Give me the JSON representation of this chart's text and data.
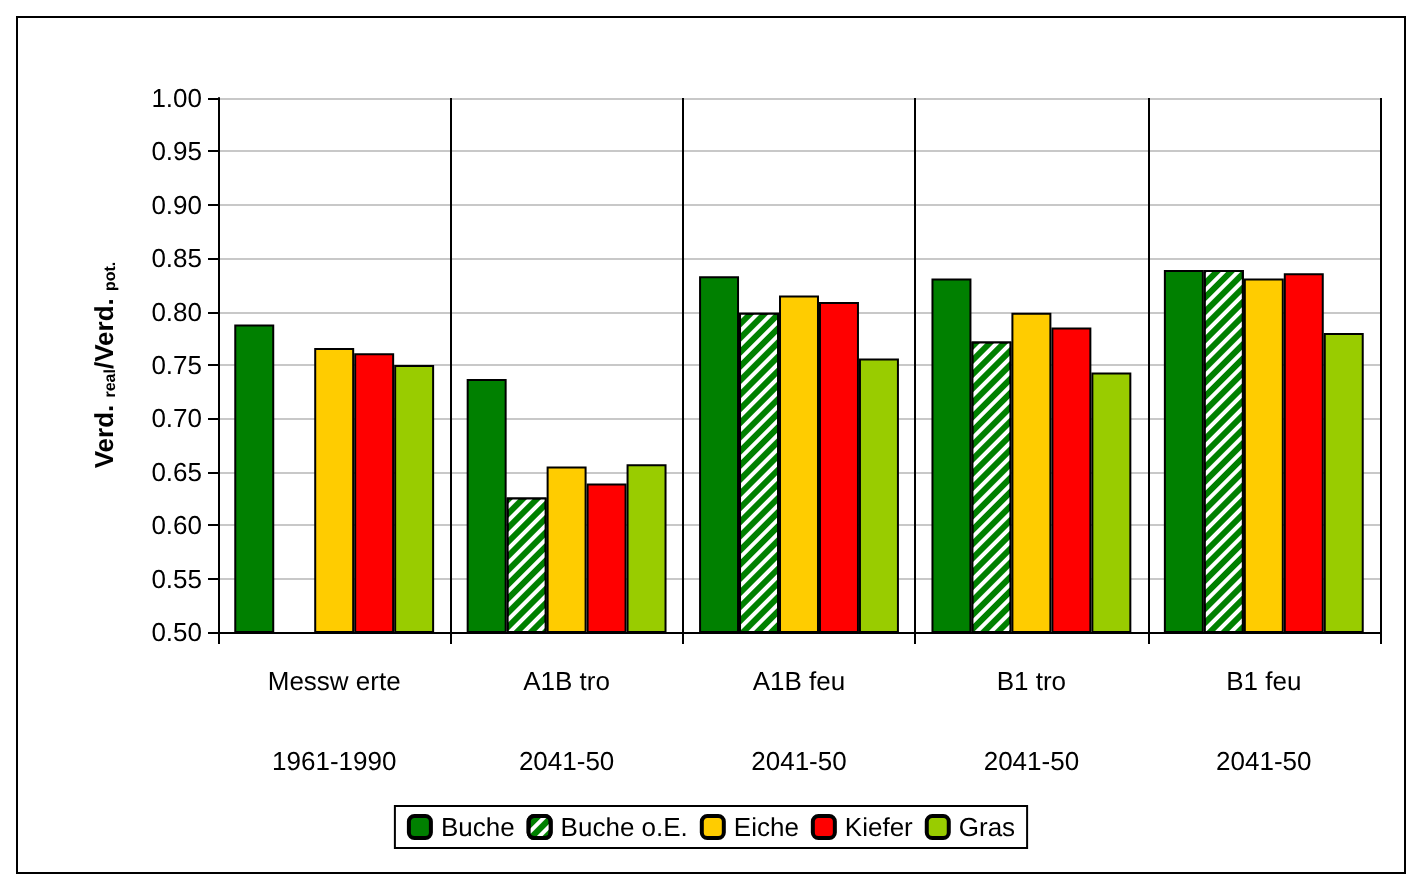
{
  "chart_data": {
    "type": "bar",
    "ylabel": "Verd. $_{real}$/Verd. $_{pot.}$",
    "categories": [
      "Messw erte",
      "A1B tro",
      "A1B feu",
      "B1 tro",
      "B1 feu"
    ],
    "annotations": [
      "1961-1990",
      "2041-50",
      "2041-50",
      "2041-50",
      "2041-50"
    ],
    "series": [
      {
        "name": "Buche",
        "color": "#008000",
        "values": [
          0.788,
          0.737,
          0.833,
          0.831,
          0.839
        ]
      },
      {
        "name": "Buche o.E.",
        "color": "#008000",
        "values": [
          null,
          0.626,
          0.799,
          0.772,
          0.839
        ]
      },
      {
        "name": "Eiche",
        "color": "#ffcc00",
        "values": [
          0.766,
          0.655,
          0.815,
          0.799,
          0.831
        ]
      },
      {
        "name": "Kiefer",
        "color": "#ff0000",
        "values": [
          0.761,
          0.639,
          0.809,
          0.785,
          0.836
        ]
      },
      {
        "name": "Gras",
        "color": "#99cc00",
        "values": [
          0.75,
          0.657,
          0.756,
          0.743,
          0.78
        ]
      }
    ],
    "ylim": [
      0.5,
      1.0
    ],
    "yticks": [
      {
        "value": 0.5,
        "label": "0.50"
      },
      {
        "value": 0.55,
        "label": "0.55"
      },
      {
        "value": 0.6,
        "label": "0.60"
      },
      {
        "value": 0.65,
        "label": "0.65"
      },
      {
        "value": 0.7,
        "label": "0.70"
      },
      {
        "value": 0.75,
        "label": "0.75"
      },
      {
        "value": 0.8,
        "label": "0.80"
      },
      {
        "value": 0.85,
        "label": "0.85"
      },
      {
        "value": 0.9,
        "label": "0.90"
      },
      {
        "value": 0.95,
        "label": "0.95"
      },
      {
        "value": 1.0,
        "label": "1.00"
      }
    ],
    "grid": true,
    "legend": "bottom"
  }
}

:: Task requirements ::
Set down every entry word for word, but omit the pictures.

:: Response to this exercise ::
Give me the JSON representation of this chart's text and data.
{
  "chart_data": {
    "type": "bar",
    "ylabel": "Verd. $_{real}$/Verd. $_{pot.}$",
    "categories": [
      "Messw erte",
      "A1B tro",
      "A1B feu",
      "B1 tro",
      "B1 feu"
    ],
    "annotations": [
      "1961-1990",
      "2041-50",
      "2041-50",
      "2041-50",
      "2041-50"
    ],
    "series": [
      {
        "name": "Buche",
        "color": "#008000",
        "values": [
          0.788,
          0.737,
          0.833,
          0.831,
          0.839
        ]
      },
      {
        "name": "Buche o.E.",
        "color": "#008000",
        "values": [
          null,
          0.626,
          0.799,
          0.772,
          0.839
        ]
      },
      {
        "name": "Eiche",
        "color": "#ffcc00",
        "values": [
          0.766,
          0.655,
          0.815,
          0.799,
          0.831
        ]
      },
      {
        "name": "Kiefer",
        "color": "#ff0000",
        "values": [
          0.761,
          0.639,
          0.809,
          0.785,
          0.836
        ]
      },
      {
        "name": "Gras",
        "color": "#99cc00",
        "values": [
          0.75,
          0.657,
          0.756,
          0.743,
          0.78
        ]
      }
    ],
    "ylim": [
      0.5,
      1.0
    ],
    "yticks": [
      {
        "value": 0.5,
        "label": "0.50"
      },
      {
        "value": 0.55,
        "label": "0.55"
      },
      {
        "value": 0.6,
        "label": "0.60"
      },
      {
        "value": 0.65,
        "label": "0.65"
      },
      {
        "value": 0.7,
        "label": "0.70"
      },
      {
        "value": 0.75,
        "label": "0.75"
      },
      {
        "value": 0.8,
        "label": "0.80"
      },
      {
        "value": 0.85,
        "label": "0.85"
      },
      {
        "value": 0.9,
        "label": "0.90"
      },
      {
        "value": 0.95,
        "label": "0.95"
      },
      {
        "value": 1.0,
        "label": "1.00"
      }
    ],
    "grid": true,
    "legend": "bottom"
  }
}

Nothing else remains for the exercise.